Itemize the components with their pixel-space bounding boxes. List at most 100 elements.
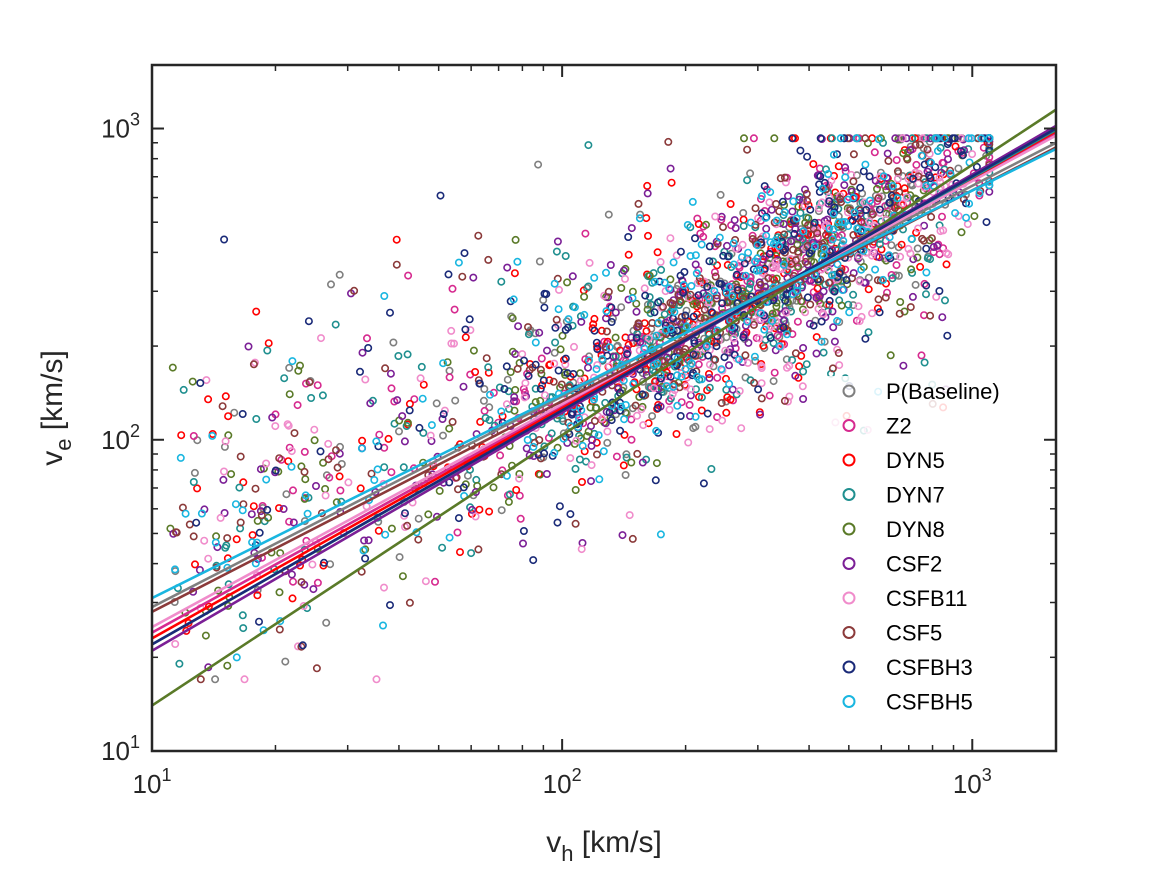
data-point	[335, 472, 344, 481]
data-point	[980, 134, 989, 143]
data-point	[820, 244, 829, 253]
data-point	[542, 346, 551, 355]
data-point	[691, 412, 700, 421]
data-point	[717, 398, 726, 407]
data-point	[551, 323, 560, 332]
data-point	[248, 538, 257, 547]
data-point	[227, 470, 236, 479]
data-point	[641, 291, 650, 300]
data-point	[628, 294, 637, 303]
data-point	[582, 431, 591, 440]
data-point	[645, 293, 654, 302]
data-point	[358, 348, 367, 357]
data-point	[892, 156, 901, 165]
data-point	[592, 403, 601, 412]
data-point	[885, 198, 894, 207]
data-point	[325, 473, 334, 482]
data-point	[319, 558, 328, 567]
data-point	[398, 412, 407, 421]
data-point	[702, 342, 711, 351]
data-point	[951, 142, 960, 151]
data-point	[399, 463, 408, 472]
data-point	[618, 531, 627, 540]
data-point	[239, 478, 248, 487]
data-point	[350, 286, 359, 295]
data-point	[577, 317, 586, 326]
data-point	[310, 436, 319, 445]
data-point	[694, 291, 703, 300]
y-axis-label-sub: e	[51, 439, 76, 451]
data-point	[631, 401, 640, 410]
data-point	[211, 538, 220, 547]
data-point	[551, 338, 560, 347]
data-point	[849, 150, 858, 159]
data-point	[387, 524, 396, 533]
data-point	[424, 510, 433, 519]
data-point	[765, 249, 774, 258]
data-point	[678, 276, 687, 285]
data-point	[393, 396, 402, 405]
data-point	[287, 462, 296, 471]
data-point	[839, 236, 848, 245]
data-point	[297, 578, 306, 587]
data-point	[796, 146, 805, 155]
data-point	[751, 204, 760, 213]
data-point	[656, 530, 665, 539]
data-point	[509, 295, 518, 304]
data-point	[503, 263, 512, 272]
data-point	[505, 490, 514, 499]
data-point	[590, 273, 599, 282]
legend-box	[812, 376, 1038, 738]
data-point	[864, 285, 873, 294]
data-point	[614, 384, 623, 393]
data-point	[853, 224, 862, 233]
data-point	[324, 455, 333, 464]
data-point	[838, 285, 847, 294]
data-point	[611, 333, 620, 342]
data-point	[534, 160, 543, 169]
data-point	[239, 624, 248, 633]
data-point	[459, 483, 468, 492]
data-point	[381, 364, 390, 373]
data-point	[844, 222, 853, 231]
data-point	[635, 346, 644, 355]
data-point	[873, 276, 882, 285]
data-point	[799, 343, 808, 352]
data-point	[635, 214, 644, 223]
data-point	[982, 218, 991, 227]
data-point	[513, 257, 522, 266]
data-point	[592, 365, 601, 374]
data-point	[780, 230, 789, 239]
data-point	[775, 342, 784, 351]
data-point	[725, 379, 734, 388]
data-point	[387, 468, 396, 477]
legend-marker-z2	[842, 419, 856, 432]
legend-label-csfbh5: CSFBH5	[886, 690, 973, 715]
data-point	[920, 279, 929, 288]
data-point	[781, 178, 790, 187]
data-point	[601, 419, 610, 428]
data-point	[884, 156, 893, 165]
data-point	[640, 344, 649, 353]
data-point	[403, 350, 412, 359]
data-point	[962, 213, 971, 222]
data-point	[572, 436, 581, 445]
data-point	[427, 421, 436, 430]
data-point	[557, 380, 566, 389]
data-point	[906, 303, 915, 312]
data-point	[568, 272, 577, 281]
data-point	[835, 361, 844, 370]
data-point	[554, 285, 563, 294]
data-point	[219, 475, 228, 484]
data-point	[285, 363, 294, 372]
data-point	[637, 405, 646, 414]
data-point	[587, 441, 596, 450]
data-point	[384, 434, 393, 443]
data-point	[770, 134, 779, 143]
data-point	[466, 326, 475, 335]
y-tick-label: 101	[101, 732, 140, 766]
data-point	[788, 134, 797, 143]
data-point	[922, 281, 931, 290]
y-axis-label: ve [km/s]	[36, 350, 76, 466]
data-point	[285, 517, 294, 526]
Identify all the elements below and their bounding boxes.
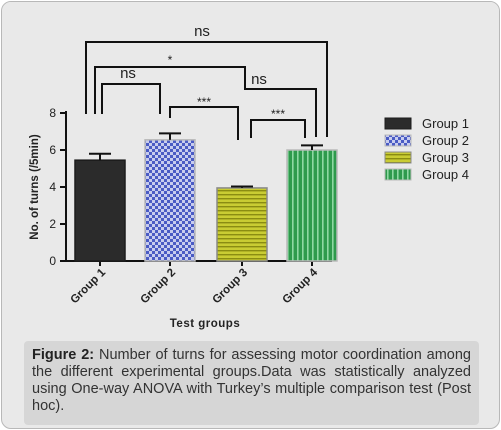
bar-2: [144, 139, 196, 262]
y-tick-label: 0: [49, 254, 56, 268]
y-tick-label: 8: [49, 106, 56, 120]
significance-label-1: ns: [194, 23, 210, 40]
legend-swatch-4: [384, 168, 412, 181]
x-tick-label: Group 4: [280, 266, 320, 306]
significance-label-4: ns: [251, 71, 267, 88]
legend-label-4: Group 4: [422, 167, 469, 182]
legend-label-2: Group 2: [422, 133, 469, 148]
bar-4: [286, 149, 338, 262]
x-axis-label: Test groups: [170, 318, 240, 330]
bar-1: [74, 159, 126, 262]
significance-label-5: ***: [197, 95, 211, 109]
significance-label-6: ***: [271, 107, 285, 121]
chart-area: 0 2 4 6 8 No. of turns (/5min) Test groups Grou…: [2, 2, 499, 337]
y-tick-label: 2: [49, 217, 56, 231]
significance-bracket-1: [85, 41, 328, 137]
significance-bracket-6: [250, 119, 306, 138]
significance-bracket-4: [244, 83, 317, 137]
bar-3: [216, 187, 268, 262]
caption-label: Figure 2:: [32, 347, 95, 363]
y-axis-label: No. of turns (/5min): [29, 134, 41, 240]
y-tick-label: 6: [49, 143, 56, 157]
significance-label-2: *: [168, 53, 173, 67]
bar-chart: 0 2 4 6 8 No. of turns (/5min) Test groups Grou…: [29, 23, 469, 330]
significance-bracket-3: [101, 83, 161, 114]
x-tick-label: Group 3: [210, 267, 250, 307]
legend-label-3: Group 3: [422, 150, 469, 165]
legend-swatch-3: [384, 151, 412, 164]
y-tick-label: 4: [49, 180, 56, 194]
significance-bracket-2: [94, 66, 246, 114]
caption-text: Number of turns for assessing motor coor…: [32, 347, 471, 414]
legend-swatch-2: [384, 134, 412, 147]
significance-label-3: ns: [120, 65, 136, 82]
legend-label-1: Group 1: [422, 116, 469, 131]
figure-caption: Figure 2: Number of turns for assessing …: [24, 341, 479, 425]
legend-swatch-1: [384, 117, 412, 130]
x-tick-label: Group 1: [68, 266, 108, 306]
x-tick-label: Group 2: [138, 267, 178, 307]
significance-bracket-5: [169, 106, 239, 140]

──────────────────────────────

Instruction:
Rewrite every one of the records above with "Group 3" swapped for "Group C", leaving everything else unchanged. Leave the pictures out.

The reply:
Itemize the components with their pixel-space bounding boxes. List at most 100 elements.
data-point	[335, 472, 344, 481]
data-point	[980, 134, 989, 143]
data-point	[820, 244, 829, 253]
data-point	[542, 346, 551, 355]
data-point	[691, 412, 700, 421]
data-point	[717, 398, 726, 407]
data-point	[551, 323, 560, 332]
data-point	[248, 538, 257, 547]
data-point	[227, 470, 236, 479]
data-point	[641, 291, 650, 300]
data-point	[628, 294, 637, 303]
data-point	[582, 431, 591, 440]
data-point	[645, 293, 654, 302]
data-point	[358, 348, 367, 357]
data-point	[892, 156, 901, 165]
data-point	[592, 403, 601, 412]
data-point	[885, 198, 894, 207]
data-point	[325, 473, 334, 482]
data-point	[319, 558, 328, 567]
data-point	[398, 412, 407, 421]
data-point	[702, 342, 711, 351]
data-point	[951, 142, 960, 151]
data-point	[399, 463, 408, 472]
data-point	[618, 531, 627, 540]
data-point	[239, 478, 248, 487]
data-point	[350, 286, 359, 295]
data-point	[577, 317, 586, 326]
data-point	[310, 436, 319, 445]
data-point	[694, 291, 703, 300]
y-axis-label-sub: e	[51, 439, 76, 451]
data-point	[631, 401, 640, 410]
data-point	[211, 538, 220, 547]
data-point	[551, 338, 560, 347]
data-point	[849, 150, 858, 159]
data-point	[387, 524, 396, 533]
data-point	[424, 510, 433, 519]
data-point	[765, 249, 774, 258]
data-point	[678, 276, 687, 285]
data-point	[393, 396, 402, 405]
data-point	[287, 462, 296, 471]
data-point	[839, 236, 848, 245]
data-point	[297, 578, 306, 587]
data-point	[796, 146, 805, 155]
data-point	[751, 204, 760, 213]
data-point	[656, 530, 665, 539]
data-point	[509, 295, 518, 304]
data-point	[503, 263, 512, 272]
data-point	[505, 490, 514, 499]
data-point	[590, 273, 599, 282]
legend-box	[812, 376, 1038, 738]
data-point	[864, 285, 873, 294]
data-point	[614, 384, 623, 393]
data-point	[853, 224, 862, 233]
data-point	[324, 455, 333, 464]
data-point	[838, 285, 847, 294]
data-point	[611, 333, 620, 342]
data-point	[534, 160, 543, 169]
data-point	[239, 624, 248, 633]
data-point	[459, 483, 468, 492]
data-point	[381, 364, 390, 373]
data-point	[844, 222, 853, 231]
data-point	[635, 346, 644, 355]
data-point	[873, 276, 882, 285]
data-point	[799, 343, 808, 352]
data-point	[635, 214, 644, 223]
data-point	[982, 218, 991, 227]
data-point	[513, 257, 522, 266]
data-point	[592, 365, 601, 374]
data-point	[780, 230, 789, 239]
data-point	[775, 342, 784, 351]
data-point	[725, 379, 734, 388]
data-point	[387, 468, 396, 477]
legend-marker-z2	[842, 419, 856, 432]
legend-label-csfbh5: CSFBH5	[886, 690, 973, 715]
data-point	[920, 279, 929, 288]
data-point	[781, 178, 790, 187]
data-point	[601, 419, 610, 428]
data-point	[884, 156, 893, 165]
data-point	[640, 344, 649, 353]
data-point	[403, 350, 412, 359]
data-point	[962, 213, 971, 222]
data-point	[572, 436, 581, 445]
data-point	[427, 421, 436, 430]
data-point	[557, 380, 566, 389]
data-point	[906, 303, 915, 312]
data-point	[568, 272, 577, 281]
data-point	[835, 361, 844, 370]
data-point	[554, 285, 563, 294]
data-point	[219, 475, 228, 484]
data-point	[285, 363, 294, 372]
data-point	[637, 405, 646, 414]
data-point	[587, 441, 596, 450]
data-point	[384, 434, 393, 443]
data-point	[770, 134, 779, 143]
data-point	[466, 326, 475, 335]
y-tick-label: 101	[101, 732, 140, 766]
data-point	[788, 134, 797, 143]
data-point	[922, 281, 931, 290]
y-axis-label: ve [km/s]	[36, 350, 76, 466]
data-point	[285, 517, 294, 526]
Identify all the elements below and their bounding boxes.
bar-2: [144, 139, 196, 262]
y-tick-label: 0: [49, 254, 56, 268]
y-tick-label: 8: [49, 106, 56, 120]
significance-label-1: ns: [194, 23, 210, 40]
legend-swatch-4: [384, 168, 412, 181]
x-tick-label: Group 4: [280, 266, 320, 306]
significance-label-4: ns: [251, 71, 267, 88]
legend-label-4: Group 4: [422, 167, 469, 182]
legend-label-2: Group 2: [422, 133, 469, 148]
bar-4: [286, 149, 338, 262]
x-axis-label: Test groups: [170, 318, 240, 330]
bar-1: [74, 159, 126, 262]
significance-label-5: ***: [197, 95, 211, 109]
significance-label-6: ***: [271, 107, 285, 121]
chart-area: 0 2 4 6 8 No. of turns (/5min) Test groups Grou…: [2, 2, 499, 337]
y-tick-label: 2: [49, 217, 56, 231]
significance-bracket-1: [85, 41, 328, 137]
significance-bracket-6: [250, 119, 306, 138]
significance-bracket-4: [244, 83, 317, 137]
bar-3: [216, 187, 268, 262]
caption-label: Figure 2:: [32, 347, 95, 363]
y-axis-label: No. of turns (/5min): [29, 134, 41, 240]
y-tick-label: 6: [49, 143, 56, 157]
significance-label-2: *: [168, 53, 173, 67]
bar-chart: 0 2 4 6 8 No. of turns (/5min) Test groups Grou…: [29, 23, 469, 330]
significance-bracket-3: [101, 83, 161, 114]
x-tick-label: Group C: [210, 267, 250, 307]
legend-label-3: Group C: [422, 150, 469, 165]
legend-swatch-3: [384, 151, 412, 164]
y-tick-label: 4: [49, 180, 56, 194]
significance-bracket-2: [94, 66, 246, 114]
caption-text: Number of turns for assessing motor coor…: [32, 347, 471, 414]
legend-swatch-2: [384, 134, 412, 147]
significance-label-3: ns: [120, 65, 136, 82]
legend-label-1: Group 1: [422, 116, 469, 131]
figure-caption: Figure 2: Number of turns for assessing …: [24, 341, 479, 425]
legend-swatch-1: [384, 117, 412, 130]
x-tick-label: Group 1: [68, 266, 108, 306]
x-tick-label: Group 2: [138, 267, 178, 307]
significance-bracket-5: [169, 106, 239, 140]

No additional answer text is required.